Items from a data source
╭──

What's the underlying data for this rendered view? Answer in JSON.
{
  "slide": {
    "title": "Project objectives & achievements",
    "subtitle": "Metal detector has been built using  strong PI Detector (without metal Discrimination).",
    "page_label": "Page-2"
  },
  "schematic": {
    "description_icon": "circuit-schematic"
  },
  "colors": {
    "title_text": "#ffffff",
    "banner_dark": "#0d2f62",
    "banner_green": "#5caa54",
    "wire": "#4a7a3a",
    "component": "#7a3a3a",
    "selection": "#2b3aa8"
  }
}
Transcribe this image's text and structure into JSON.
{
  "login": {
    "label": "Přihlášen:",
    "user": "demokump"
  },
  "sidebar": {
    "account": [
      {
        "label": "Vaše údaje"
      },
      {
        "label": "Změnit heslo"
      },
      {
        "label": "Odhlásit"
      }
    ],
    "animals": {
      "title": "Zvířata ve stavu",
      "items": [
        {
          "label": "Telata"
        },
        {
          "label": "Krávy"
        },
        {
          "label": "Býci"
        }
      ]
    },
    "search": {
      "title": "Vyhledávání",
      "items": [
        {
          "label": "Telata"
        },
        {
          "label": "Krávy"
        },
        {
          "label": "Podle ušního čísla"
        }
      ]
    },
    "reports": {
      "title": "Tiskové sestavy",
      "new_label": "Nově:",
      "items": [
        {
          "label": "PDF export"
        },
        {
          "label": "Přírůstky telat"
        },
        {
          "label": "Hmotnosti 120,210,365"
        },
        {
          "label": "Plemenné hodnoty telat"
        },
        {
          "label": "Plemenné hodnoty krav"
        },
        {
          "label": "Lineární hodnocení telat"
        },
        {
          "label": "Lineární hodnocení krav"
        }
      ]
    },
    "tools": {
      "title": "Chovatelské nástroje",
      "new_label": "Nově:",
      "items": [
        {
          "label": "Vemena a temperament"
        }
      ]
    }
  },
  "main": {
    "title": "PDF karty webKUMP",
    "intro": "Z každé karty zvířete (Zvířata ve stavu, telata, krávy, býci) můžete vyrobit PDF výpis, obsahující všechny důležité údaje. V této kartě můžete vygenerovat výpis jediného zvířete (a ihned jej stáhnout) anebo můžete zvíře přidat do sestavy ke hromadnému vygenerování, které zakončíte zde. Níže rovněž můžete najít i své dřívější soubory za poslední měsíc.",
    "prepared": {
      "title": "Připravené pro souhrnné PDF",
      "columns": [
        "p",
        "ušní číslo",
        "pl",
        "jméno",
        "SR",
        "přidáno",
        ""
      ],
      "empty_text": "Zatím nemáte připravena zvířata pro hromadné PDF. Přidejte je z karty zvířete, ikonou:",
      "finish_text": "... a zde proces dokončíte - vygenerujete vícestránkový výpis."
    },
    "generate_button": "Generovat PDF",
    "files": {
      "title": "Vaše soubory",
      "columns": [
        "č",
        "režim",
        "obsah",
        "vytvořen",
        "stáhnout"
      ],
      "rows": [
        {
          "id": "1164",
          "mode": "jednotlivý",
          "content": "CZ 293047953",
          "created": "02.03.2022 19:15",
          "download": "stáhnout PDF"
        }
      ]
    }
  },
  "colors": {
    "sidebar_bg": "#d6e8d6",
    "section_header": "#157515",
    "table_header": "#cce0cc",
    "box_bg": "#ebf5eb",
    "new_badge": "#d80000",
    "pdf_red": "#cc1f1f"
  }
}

╰──

EXERCISE INSTRUCTIONS
Gather up the lines that contain the word "Plemenné".

WORKED SOLUTION
          "label": "Plemenné hodnoty telat"
          "label": "Plemenné hodnoty krav"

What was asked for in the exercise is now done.